— WHAT THE TASK REQUIRES —
Find each line containing the word "this" and report how many there are. Add nothing else.

════════════════

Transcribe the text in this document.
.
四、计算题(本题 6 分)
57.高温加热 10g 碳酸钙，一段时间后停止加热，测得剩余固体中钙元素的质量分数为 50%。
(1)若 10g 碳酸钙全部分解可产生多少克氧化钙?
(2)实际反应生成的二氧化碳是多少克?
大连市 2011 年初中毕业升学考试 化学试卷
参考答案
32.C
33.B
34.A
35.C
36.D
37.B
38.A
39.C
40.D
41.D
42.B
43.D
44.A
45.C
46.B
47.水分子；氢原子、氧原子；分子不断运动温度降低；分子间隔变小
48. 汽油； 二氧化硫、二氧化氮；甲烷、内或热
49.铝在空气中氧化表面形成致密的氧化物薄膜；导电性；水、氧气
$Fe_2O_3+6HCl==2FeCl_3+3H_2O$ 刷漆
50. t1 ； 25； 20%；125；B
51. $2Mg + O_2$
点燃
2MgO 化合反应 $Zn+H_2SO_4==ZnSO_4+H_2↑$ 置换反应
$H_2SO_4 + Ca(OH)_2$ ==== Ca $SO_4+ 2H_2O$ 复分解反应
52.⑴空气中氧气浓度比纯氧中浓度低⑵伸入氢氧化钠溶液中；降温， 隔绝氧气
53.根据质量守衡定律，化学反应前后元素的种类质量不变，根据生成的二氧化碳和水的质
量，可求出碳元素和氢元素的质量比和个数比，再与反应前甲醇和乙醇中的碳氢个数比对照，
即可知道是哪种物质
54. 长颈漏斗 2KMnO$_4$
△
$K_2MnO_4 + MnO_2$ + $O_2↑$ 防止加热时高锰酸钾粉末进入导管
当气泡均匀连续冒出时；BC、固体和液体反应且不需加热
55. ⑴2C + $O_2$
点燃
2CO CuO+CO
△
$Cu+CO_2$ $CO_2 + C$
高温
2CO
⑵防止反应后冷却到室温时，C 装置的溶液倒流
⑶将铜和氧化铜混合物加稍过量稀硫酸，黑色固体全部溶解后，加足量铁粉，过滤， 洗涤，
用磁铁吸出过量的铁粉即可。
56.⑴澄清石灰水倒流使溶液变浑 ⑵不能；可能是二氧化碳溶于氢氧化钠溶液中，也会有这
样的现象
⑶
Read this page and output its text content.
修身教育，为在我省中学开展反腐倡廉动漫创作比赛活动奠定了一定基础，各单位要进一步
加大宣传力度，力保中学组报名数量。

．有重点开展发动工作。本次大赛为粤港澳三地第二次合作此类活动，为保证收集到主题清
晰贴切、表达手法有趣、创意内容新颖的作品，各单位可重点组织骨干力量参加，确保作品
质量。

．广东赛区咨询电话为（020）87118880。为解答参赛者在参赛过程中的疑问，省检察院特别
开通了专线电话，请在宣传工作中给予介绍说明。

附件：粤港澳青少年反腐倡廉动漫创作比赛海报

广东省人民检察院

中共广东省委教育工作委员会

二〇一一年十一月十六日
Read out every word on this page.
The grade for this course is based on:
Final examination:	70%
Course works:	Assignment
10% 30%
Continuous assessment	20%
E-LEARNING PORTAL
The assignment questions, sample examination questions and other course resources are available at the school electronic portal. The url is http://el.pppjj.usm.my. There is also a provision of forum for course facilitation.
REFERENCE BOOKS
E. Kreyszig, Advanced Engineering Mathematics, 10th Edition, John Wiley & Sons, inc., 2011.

════════════════

— TASK SOLUTION —
4